#### INSTRUCTION:
List every line below containing "folkskarorna".

◆ ◆ ◆ ◆ ◆ ◆ ◆

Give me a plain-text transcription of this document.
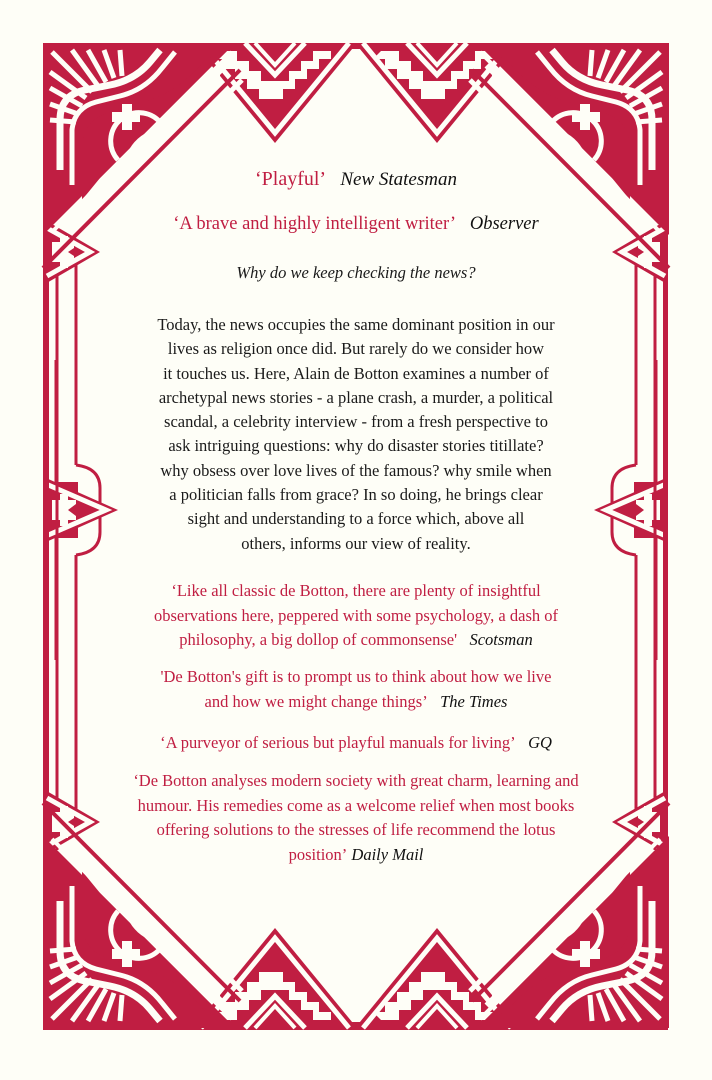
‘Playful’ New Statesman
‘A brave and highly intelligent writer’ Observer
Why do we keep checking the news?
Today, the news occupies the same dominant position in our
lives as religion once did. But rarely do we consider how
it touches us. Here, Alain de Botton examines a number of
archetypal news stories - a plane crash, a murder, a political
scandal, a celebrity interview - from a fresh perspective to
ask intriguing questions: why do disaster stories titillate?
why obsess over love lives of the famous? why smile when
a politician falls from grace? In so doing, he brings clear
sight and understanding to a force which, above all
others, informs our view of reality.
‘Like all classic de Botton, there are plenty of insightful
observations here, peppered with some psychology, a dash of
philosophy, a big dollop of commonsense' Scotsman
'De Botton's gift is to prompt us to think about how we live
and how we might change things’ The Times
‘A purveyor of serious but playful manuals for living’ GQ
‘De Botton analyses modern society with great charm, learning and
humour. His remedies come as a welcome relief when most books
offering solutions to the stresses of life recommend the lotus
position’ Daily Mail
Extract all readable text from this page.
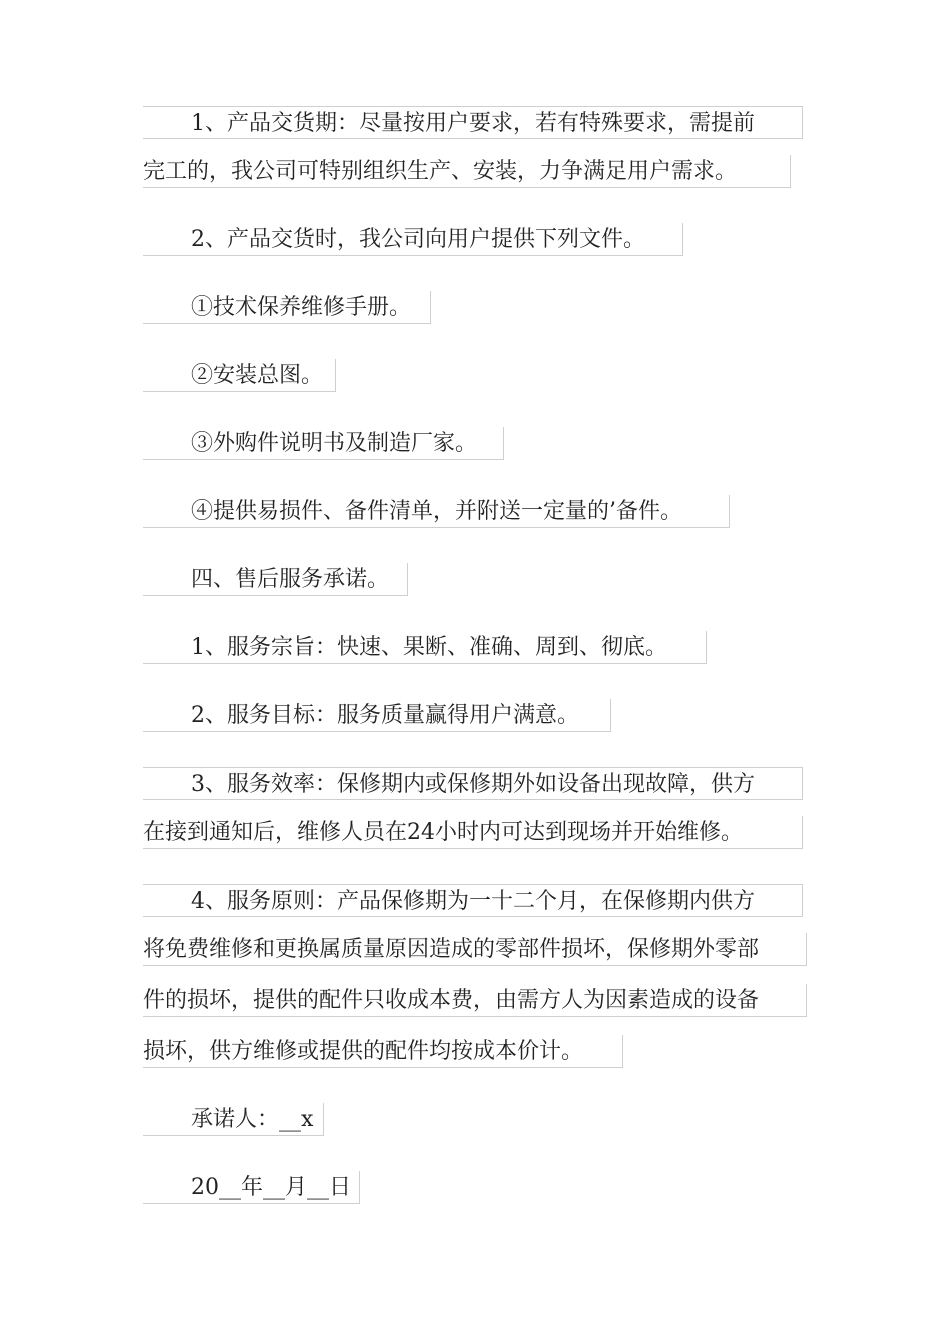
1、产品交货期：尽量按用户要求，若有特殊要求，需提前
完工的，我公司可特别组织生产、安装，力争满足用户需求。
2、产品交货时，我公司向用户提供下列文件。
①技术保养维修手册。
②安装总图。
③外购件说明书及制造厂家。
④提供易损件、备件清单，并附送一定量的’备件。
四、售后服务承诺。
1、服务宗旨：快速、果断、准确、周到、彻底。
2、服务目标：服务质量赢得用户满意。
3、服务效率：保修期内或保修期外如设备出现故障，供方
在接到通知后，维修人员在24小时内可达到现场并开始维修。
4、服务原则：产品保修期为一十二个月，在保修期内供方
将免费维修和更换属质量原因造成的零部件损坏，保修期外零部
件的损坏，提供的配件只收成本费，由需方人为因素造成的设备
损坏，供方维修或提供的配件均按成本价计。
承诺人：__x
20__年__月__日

◆ ◆ ◆ ◆ ◆ ◆ ◆

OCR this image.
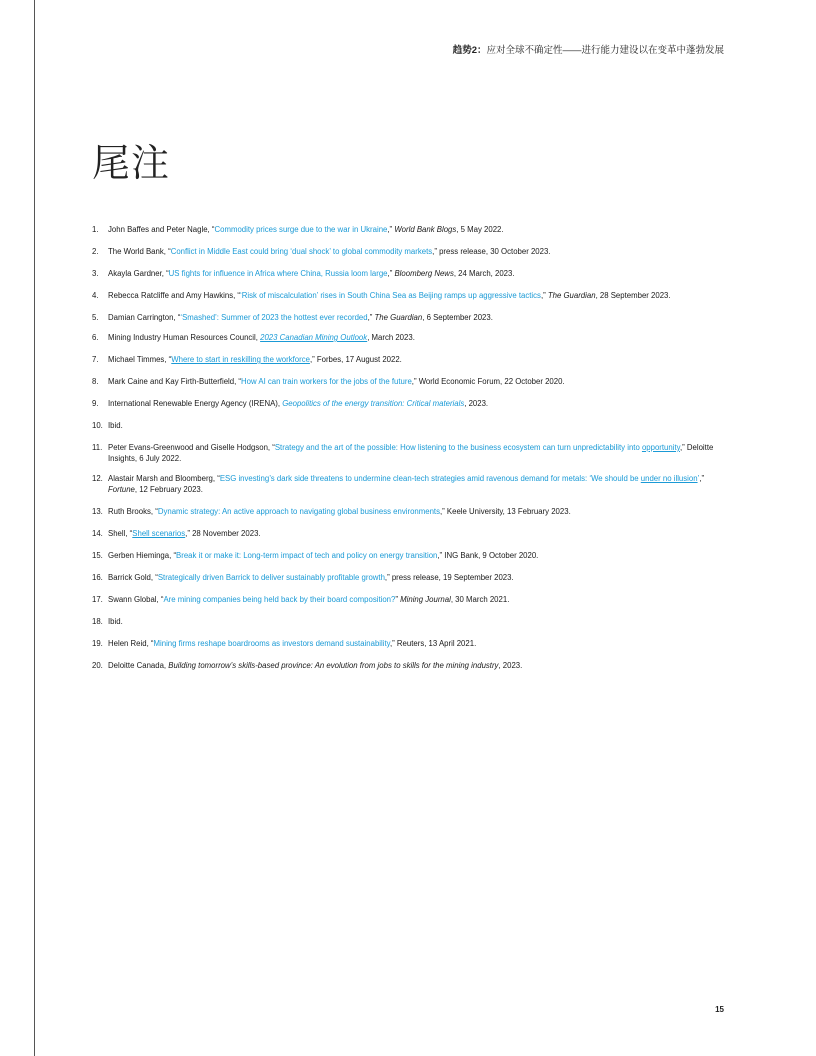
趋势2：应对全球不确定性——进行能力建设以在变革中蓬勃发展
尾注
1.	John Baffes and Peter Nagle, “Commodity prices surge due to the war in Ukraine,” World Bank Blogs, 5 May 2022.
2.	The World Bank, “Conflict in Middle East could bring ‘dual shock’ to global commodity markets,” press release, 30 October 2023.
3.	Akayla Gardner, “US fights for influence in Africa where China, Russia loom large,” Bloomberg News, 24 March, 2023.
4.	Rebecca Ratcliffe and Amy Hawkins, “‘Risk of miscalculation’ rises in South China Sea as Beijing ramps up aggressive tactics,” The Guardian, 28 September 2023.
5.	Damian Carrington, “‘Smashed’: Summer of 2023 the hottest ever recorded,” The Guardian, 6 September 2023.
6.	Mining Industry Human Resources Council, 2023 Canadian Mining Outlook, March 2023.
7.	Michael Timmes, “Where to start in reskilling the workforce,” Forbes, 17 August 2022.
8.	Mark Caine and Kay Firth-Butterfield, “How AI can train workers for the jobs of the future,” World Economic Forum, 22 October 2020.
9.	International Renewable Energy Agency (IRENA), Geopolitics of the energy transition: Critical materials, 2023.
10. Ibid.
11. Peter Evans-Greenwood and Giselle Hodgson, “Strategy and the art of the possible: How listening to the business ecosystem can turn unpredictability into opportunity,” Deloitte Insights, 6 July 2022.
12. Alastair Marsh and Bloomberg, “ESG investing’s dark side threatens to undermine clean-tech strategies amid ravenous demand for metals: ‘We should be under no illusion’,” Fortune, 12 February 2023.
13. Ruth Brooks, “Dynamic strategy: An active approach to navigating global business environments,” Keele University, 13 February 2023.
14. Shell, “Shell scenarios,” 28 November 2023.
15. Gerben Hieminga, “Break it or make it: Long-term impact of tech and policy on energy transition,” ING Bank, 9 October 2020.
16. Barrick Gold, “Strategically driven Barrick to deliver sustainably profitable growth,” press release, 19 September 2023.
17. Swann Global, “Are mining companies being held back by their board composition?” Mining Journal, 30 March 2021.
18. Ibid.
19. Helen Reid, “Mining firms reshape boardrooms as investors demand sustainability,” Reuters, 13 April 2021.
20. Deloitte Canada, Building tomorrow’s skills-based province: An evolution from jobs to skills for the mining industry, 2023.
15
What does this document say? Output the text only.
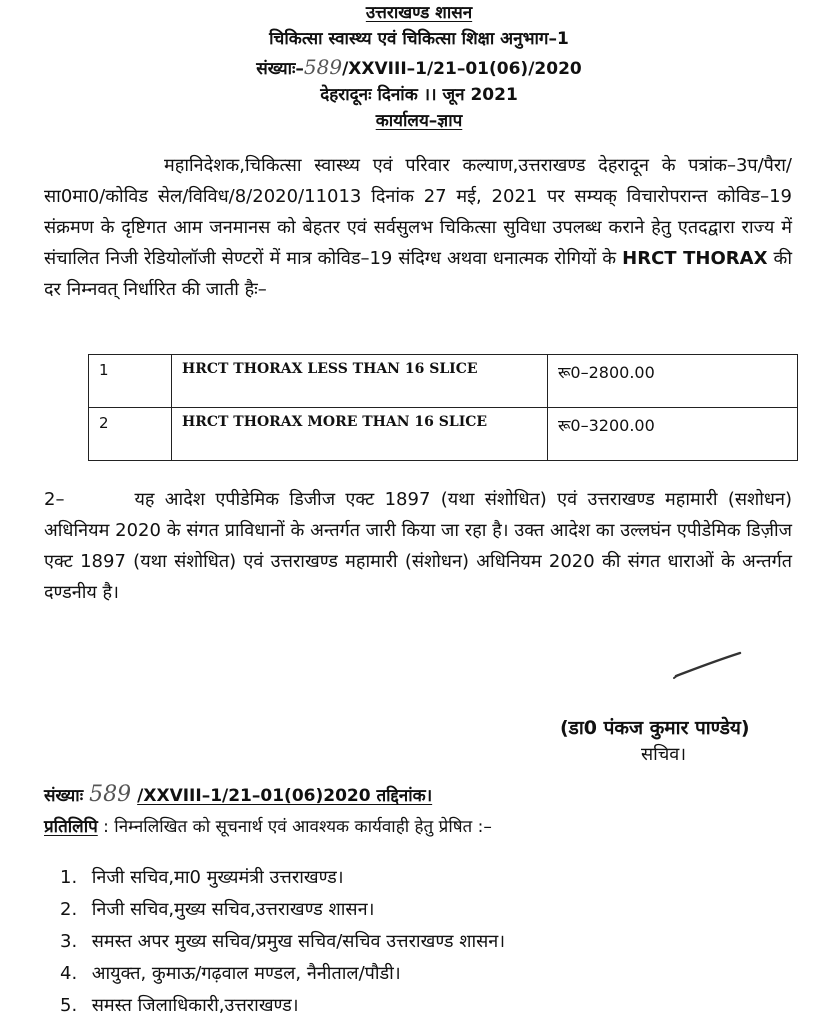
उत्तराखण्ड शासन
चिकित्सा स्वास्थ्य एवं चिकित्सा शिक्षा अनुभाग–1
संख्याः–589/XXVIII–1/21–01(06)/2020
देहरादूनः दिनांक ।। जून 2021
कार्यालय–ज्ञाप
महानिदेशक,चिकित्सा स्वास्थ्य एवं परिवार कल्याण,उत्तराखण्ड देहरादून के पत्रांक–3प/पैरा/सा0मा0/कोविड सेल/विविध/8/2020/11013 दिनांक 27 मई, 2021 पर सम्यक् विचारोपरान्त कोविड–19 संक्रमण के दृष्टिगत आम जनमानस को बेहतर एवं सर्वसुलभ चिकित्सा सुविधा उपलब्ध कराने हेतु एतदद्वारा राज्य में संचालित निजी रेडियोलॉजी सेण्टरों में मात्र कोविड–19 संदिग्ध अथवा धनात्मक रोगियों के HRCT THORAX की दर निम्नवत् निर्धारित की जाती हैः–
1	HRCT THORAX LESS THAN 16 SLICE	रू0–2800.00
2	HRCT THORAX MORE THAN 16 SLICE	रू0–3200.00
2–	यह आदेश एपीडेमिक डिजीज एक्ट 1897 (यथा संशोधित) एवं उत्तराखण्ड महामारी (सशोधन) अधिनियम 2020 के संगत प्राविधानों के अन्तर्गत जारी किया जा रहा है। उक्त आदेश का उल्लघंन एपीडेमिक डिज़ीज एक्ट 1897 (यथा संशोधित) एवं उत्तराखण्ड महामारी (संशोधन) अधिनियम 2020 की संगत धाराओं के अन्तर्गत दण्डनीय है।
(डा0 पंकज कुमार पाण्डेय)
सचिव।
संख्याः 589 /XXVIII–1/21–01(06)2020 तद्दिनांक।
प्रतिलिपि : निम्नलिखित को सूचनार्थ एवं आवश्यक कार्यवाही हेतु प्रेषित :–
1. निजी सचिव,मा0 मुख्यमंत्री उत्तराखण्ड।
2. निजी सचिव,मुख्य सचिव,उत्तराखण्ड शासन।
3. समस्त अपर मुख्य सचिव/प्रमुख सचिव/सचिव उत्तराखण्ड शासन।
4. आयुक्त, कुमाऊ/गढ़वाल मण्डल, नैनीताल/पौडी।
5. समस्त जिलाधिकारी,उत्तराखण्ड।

◆ ◆ ◆ ◆ ◆ ◆ ◆

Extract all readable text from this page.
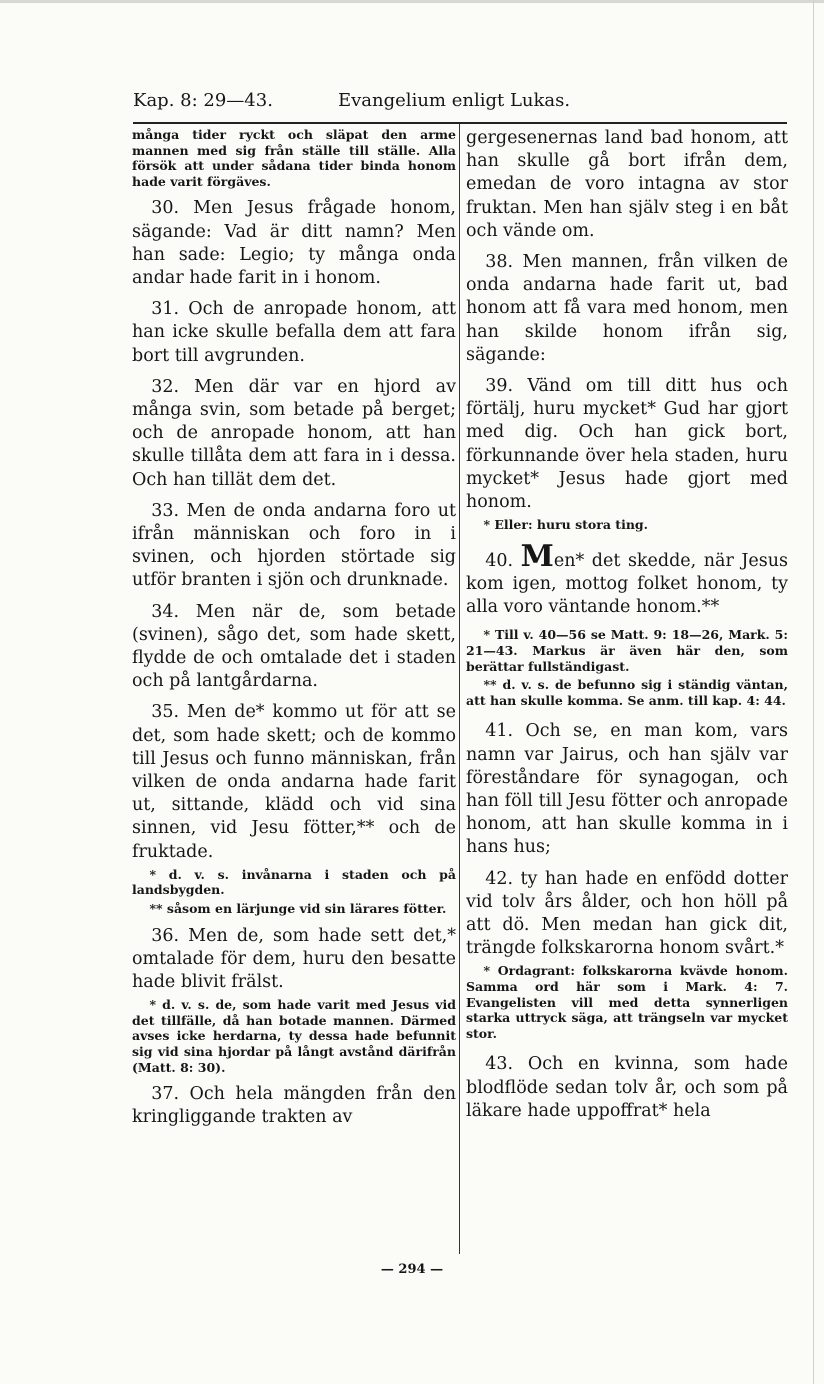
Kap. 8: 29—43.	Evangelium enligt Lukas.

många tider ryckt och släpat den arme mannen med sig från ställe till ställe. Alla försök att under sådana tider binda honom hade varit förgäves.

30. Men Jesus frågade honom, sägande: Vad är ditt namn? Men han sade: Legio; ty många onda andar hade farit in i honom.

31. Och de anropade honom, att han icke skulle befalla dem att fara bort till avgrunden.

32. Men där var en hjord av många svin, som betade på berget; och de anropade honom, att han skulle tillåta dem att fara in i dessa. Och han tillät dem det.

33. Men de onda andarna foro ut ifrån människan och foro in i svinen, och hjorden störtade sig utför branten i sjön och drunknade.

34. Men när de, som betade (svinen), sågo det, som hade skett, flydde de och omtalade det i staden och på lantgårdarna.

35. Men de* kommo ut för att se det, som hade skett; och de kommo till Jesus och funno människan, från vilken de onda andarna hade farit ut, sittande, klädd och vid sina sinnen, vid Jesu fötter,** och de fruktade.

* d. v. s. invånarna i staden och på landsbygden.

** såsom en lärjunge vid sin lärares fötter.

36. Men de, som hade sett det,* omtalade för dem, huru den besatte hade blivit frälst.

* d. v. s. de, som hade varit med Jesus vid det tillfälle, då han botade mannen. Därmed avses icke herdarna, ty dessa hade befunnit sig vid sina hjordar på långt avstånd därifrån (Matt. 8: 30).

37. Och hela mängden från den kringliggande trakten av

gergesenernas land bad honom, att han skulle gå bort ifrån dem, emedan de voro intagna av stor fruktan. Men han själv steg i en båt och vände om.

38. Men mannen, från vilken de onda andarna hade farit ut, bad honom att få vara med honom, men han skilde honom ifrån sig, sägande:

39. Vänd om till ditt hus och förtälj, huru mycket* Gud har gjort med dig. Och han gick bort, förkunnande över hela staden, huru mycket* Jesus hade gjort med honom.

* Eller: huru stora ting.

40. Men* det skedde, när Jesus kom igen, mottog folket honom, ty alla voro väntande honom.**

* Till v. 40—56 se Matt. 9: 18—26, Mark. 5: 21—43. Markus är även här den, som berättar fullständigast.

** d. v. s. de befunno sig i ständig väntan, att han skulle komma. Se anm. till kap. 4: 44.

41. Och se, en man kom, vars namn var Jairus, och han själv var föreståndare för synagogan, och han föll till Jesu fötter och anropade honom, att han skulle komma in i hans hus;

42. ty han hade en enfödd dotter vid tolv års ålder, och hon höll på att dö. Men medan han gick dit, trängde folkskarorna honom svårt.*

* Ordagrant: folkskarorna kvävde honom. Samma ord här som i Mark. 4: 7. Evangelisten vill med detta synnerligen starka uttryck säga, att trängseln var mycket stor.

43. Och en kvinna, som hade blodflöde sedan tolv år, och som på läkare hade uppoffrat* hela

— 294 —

◆ ◆ ◆ ◆ ◆ ◆ ◆

#### SOLUTION FOR THIS EXERCISE:
42. ty han hade en enfödd dotter vid tolv års ålder, och hon höll på att dö. Men medan han gick dit, trängde folkskarorna honom svårt.*
* Ordagrant: folkskarorna kvävde honom. Samma ord här som i Mark. 4: 7. Evangelisten vill med detta synnerligen starka uttryck säga, att trängseln var mycket stor.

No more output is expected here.